Can you print the data exactly and leave out each image?

[The data]
------------------------
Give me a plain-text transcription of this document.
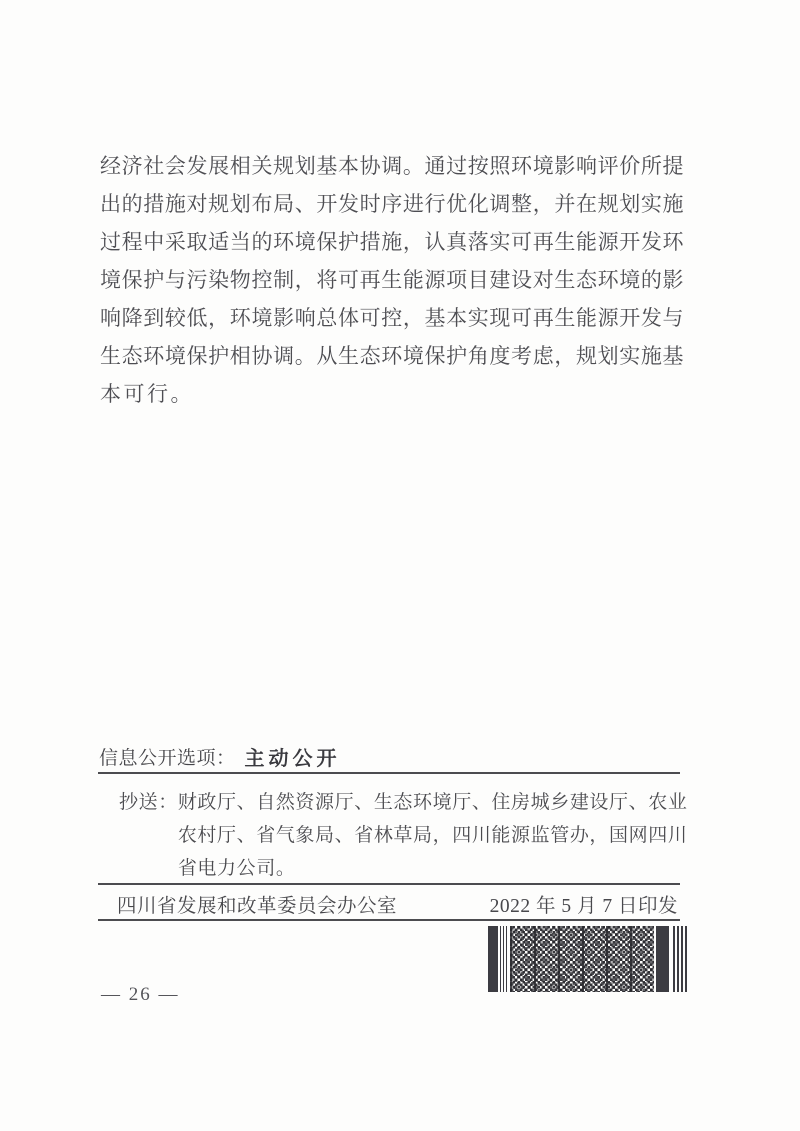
经济社会发展相关规划基本协调。通过按照环境影响评价所提
出的措施对规划布局、开发时序进行优化调整，并在规划实施
过程中采取适当的环境保护措施，认真落实可再生能源开发环
境保护与污染物控制，将可再生能源项目建设对生态环境的影
响降到较低，环境影响总体可控，基本实现可再生能源开发与
生态环境保护相协调。从生态环境保护角度考虑，规划实施基
本可行。
信息公开选项： 主动公开
抄送： 财政厅、自然资源厅、生态环境厅、住房城乡建设厅、农业
农村厅、省气象局、省林草局，四川能源监管办，国网四川
省电力公司。
四川省发展和改革委员会办公室	2022 年 5 月 7 日印发
— 26 —
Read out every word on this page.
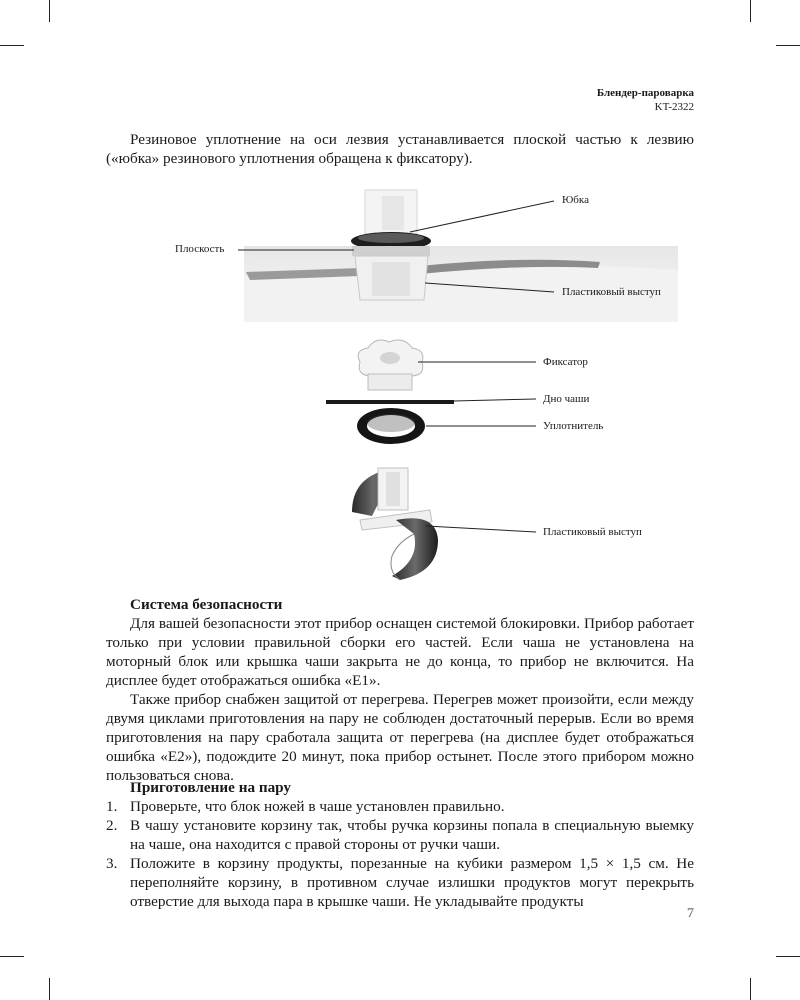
Блендер-пароварка
KT-2322

Резиновое уплотнение на оси лезвия устанавливается плоской частью к лезвию («юбка» резинового уплотнения обращена к фиксатору).

Юбка
Плоскость
Пластиковый выступ
Фиксатор
Дно чаши
Уплотнитель
Пластиковый выступ

Система безопасности

Для вашей безопасности этот прибор оснащен системой блокировки. Прибор работает только при условии правильной сборки его частей. Если чаша не установлена на моторный блок или крышка чаши закрыта не до конца, то прибор не включится. На дисплее будет отображаться ошибка «E1».

Также прибор снабжен защитой от перегрева. Перегрев может произойти, если между двумя циклами приготовления на пару не соблюден достаточный перерыв. Если во время приготовления на пару сработала защита от перегрева (на дисплее будет отображаться ошибка «E2»), подождите 20 минут, пока прибор остынет. После этого прибором можно пользоваться снова.

Приготовление на пару

1. Проверьте, что блок ножей в чаше установлен правильно.
2. В чашу установите корзину так, чтобы ручка корзины попала в специальную выемку на чаше, она находится с правой стороны от ручки чаши.
3. Положите в корзину продукты, порезанные на кубики размером 1,5 × 1,5 см. Не переполняйте корзину, в противном случае излишки продуктов могут перекрыть отверстие для выхода пара в крышке чаши. Не укладывайте продукты
7
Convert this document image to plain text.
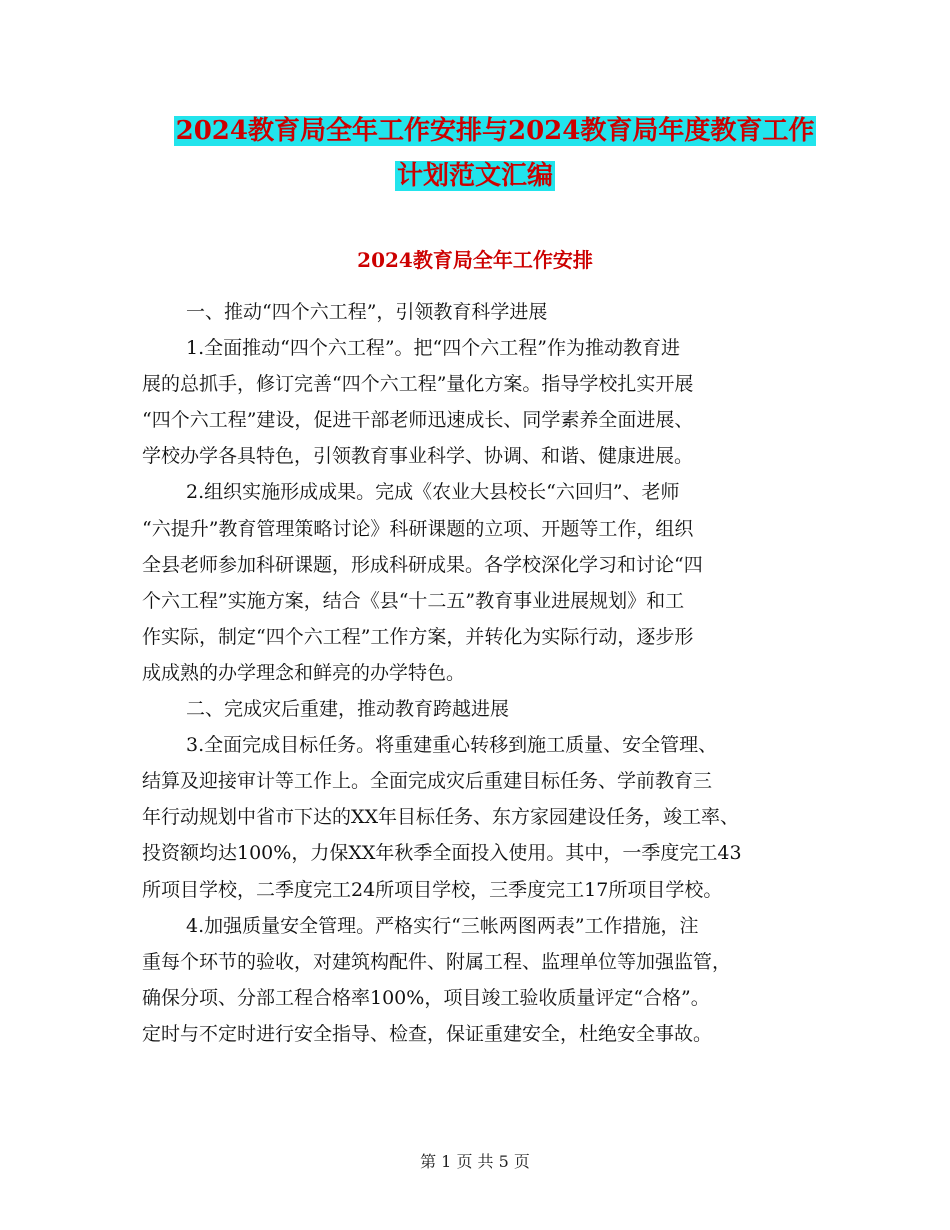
2024教育局全年工作安排与2024教育局年度教育工作
计划范文汇编
2024教育局全年工作安排
一、推动“四个六工程”，引领教育科学进展
1.全面推动“四个六工程”。把“四个六工程”作为推动教育进
展的总抓手，修订完善“四个六工程”量化方案。指导学校扎实开展
“四个六工程”建设，促进干部老师迅速成长、同学素养全面进展、
学校办学各具特色，引领教育事业科学、协调、和谐、健康进展。
2.组织实施形成成果。完成《农业大县校长“六回归”、老师
“六提升”教育管理策略讨论》科研课题的立项、开题等工作，组织
全县老师参加科研课题，形成科研成果。各学校深化学习和讨论“四
个六工程”实施方案，结合《县“十二五”教育事业进展规划》和工
作实际，制定“四个六工程”工作方案，并转化为实际行动，逐步形
成成熟的办学理念和鲜亮的办学特色。
二、完成灾后重建，推动教育跨越进展
3.全面完成目标任务。将重建重心转移到施工质量、安全管理、
结算及迎接审计等工作上。全面完成灾后重建目标任务、学前教育三
年行动规划中省市下达的XX年目标任务、东方家园建设任务，竣工率、
投资额均达100%，力保XX年秋季全面投入使用。其中，一季度完工43
所项目学校，二季度完工24所项目学校，三季度完工17所项目学校。
4.加强质量安全管理。严格实行“三帐两图两表”工作措施，注
重每个环节的验收，对建筑构配件、附属工程、监理单位等加强监管，
确保分项、分部工程合格率100%，项目竣工验收质量评定“合格”。
定时与不定时进行安全指导、检查，保证重建安全，杜绝安全事故。
第 1 页 共 5 页
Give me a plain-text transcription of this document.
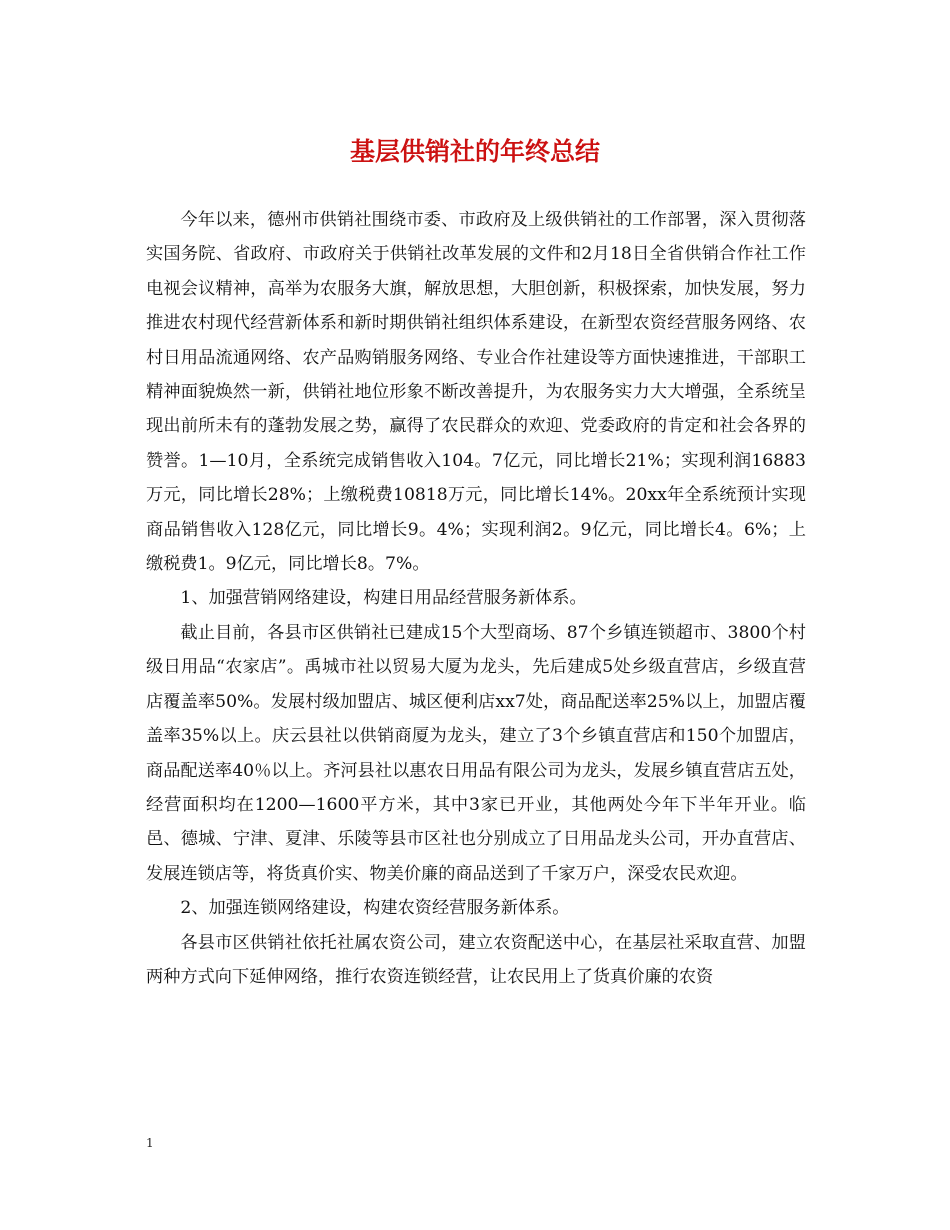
基层供销社的年终总结

今年以来，德州市供销社围绕市委、市政府及上级供销社的工作部署，深入贯彻落实国务院、省政府、市政府关于供销社改革发展的文件和2月18日全省供销合作社工作电视会议精神，高举为农服务大旗，解放思想，大胆创新，积极探索，加快发展，努力推进农村现代经营新体系和新时期供销社组织体系建设，在新型农资经营服务网络、农村日用品流通网络、农产品购销服务网络、专业合作社建设等方面快速推进，干部职工精神面貌焕然一新，供销社地位形象不断改善提升，为农服务实力大大增强，全系统呈现出前所未有的蓬勃发展之势，赢得了农民群众的欢迎、党委政府的肯定和社会各界的赞誉。1—10月，全系统完成销售收入104。7亿元，同比增长21%；实现利润16883万元，同比增长28%；上缴税费10818万元，同比增长14%。20xx年全系统预计实现商品销售收入128亿元，同比增长9。4%；实现利润2。9亿元，同比增长4。6%；上缴税费1。9亿元，同比增长8。7%。

1、加强营销网络建设，构建日用品经营服务新体系。

截止目前，各县市区供销社已建成15个大型商场、87个乡镇连锁超市、3800个村级日用品“农家店”。禹城市社以贸易大厦为龙头，先后建成5处乡级直营店，乡级直营店覆盖率50%。发展村级加盟店、城区便利店xx7处，商品配送率25%以上，加盟店覆盖率35%以上。庆云县社以供销商厦为龙头，建立了3个乡镇直营店和150个加盟店，商品配送率40％以上。齐河县社以惠农日用品有限公司为龙头，发展乡镇直营店五处，经营面积均在1200—1600平方米，其中3家已开业，其他两处今年下半年开业。临邑、德城、宁津、夏津、乐陵等县市区社也分别成立了日用品龙头公司，开办直营店、发展连锁店等，将货真价实、物美价廉的商品送到了千家万户，深受农民欢迎。

2、加强连锁网络建设，构建农资经营服务新体系。

各县市区供销社依托社属农资公司，建立农资配送中心，在基层社采取直营、加盟两种方式向下延伸网络，推行农资连锁经营，让农民用上了货真价廉的农资

1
------------------------
[Completed exercise]
Give me a plain-text transcription of this document.
经济社会发展相关规划基本协调。通过按照环境影响评价所提
出的措施对规划布局、开发时序进行优化调整，并在规划实施
过程中采取适当的环境保护措施，认真落实可再生能源开发环
境保护与污染物控制，将可再生能源项目建设对生态环境的影
响降到较低，环境影响总体可控，基本实现可再生能源开发与
生态环境保护相协调。从生态环境保护角度考虑，规划实施基
本可行。
信息公开选项： 主动公开
抄送： 财政厅、自然资源厅、生态环境厅、住房城乡建设厅、农业
农村厅、省气象局、省林草局，四川能源监管办，国网四川
省电力公司。
四川省发展和改革委员会办公室	2022 年 5 月 7 日印发
— 26 —
Read out every word on this page.
Блендер-пароварка
KT-2322

Резиновое уплотнение на оси лезвия устанавливается плоской частью к лезвию («юбка» резинового уплотнения обращена к фиксатору).

Юбка
Плоскость
Пластиковый выступ
Фиксатор
Дно чаши
Уплотнитель
Пластиковый выступ

Система безопасности

Для вашей безопасности этот прибор оснащен системой блокировки. Прибор работает только при условии правильной сборки его частей. Если чаша не установлена на моторный блок или крышка чаши закрыта не до конца, то прибор не включится. На дисплее будет отображаться ошибка «E1».

Также прибор снабжен защитой от перегрева. Перегрев может произойти, если между двумя циклами приготовления на пару не соблюден достаточный перерыв. Если во время приготовления на пару сработала защита от перегрева (на дисплее будет отображаться ошибка «E2»), подождите 20 минут, пока прибор остынет. После этого прибором можно пользоваться снова.

Приготовление на пару

1. Проверьте, что блок ножей в чаше установлен правильно.
2. В чашу установите корзину так, чтобы ручка корзины попала в специальную выемку на чаше, она находится с правой стороны от ручки чаши.
3. Положите в корзину продукты, порезанные на кубики размером 1,5 × 1,5 см. Не переполняйте корзину, в противном случае излишки продуктов могут перекрыть отверстие для выхода пара в крышке чаши. Не укладывайте продукты
7
Convert this document image to plain text.
2024教育局全年工作安排与2024教育局年度教育工作
计划范文汇编
2024教育局全年工作安排
一、推动“四个六工程”，引领教育科学进展
1.全面推动“四个六工程”。把“四个六工程”作为推动教育进
展的总抓手，修订完善“四个六工程”量化方案。指导学校扎实开展
“四个六工程”建设，促进干部老师迅速成长、同学素养全面进展、
学校办学各具特色，引领教育事业科学、协调、和谐、健康进展。
2.组织实施形成成果。完成《农业大县校长“六回归”、老师
“六提升”教育管理策略讨论》科研课题的立项、开题等工作，组织
全县老师参加科研课题，形成科研成果。各学校深化学习和讨论“四
个六工程”实施方案，结合《县“十二五”教育事业进展规划》和工
作实际，制定“四个六工程”工作方案，并转化为实际行动，逐步形
成成熟的办学理念和鲜亮的办学特色。
二、完成灾后重建，推动教育跨越进展
3.全面完成目标任务。将重建重心转移到施工质量、安全管理、
结算及迎接审计等工作上。全面完成灾后重建目标任务、学前教育三
年行动规划中省市下达的XX年目标任务、东方家园建设任务，竣工率、
投资额均达100%，力保XX年秋季全面投入使用。其中，一季度完工43
所项目学校，二季度完工24所项目学校，三季度完工17所项目学校。
4.加强质量安全管理。严格实行“三帐两图两表”工作措施，注
重每个环节的验收，对建筑构配件、附属工程、监理单位等加强监管，
确保分项、分部工程合格率100%，项目竣工验收质量评定“合格”。
定时与不定时进行安全指导、检查，保证重建安全，杜绝安全事故。
第 1 页 共 5 页
Give me a plain-text transcription of this document.
基层供销社的年终总结

今年以来，德州市供销社围绕市委、市政府及上级供销社的工作部署，深入贯彻落实国务院、省政府、市政府关于供销社改革发展的文件和2月18日全省供销合作社工作电视会议精神，高举为农服务大旗，解放思想，大胆创新，积极探索，加快发展，努力推进农村现代经营新体系和新时期供销社组织体系建设，在新型农资经营服务网络、农村日用品流通网络、农产品购销服务网络、专业合作社建设等方面快速推进，干部职工精神面貌焕然一新，供销社地位形象不断改善提升，为农服务实力大大增强，全系统呈现出前所未有的蓬勃发展之势，赢得了农民群众的欢迎、党委政府的肯定和社会各界的赞誉。1—10月，全系统完成销售收入104。7亿元，同比增长21%；实现利润16883万元，同比增长28%；上缴税费10818万元，同比增长14%。20xx年全系统预计实现商品销售收入128亿元，同比增长9。4%；实现利润2。9亿元，同比增长4。6%；上缴税费1。9亿元，同比增长8。7%。

1、加强营销网络建设，构建日用品经营服务新体系。

截止目前，各县市区供销社已建成15个大型商场、87个乡镇连锁超市、3800个村级日用品“农家店”。禹城市社以贸易大厦为龙头，先后建成5处乡级直营店，乡级直营店覆盖率50%。发展村级加盟店、城区便利店xx7处，商品配送率25%以上，加盟店覆盖率35%以上。庆云县社以供销商厦为龙头，建立了3个乡镇直营店和150个加盟店，商品配送率40％以上。齐河县社以惠农日用品有限公司为龙头，发展乡镇直营店五处，经营面积均在1200—1600平方米，其中3家已开业，其他两处今年下半年开业。临邑、德城、宁津、夏津、乐陵等县市区社也分别成立了日用品龙头公司，开办直营店、发展连锁店等，将货真价实、物美价廉的商品送到了千家万户，深受农民欢迎。

2、加强连锁网络建设，构建农资经营服务新体系。

各县市区供销社依托社属农资公司，建立农资配送中心，在基层社采取直营、加盟两种方式向下延伸网络，推行农资连锁经营，让农民用上了货真价廉的农资

1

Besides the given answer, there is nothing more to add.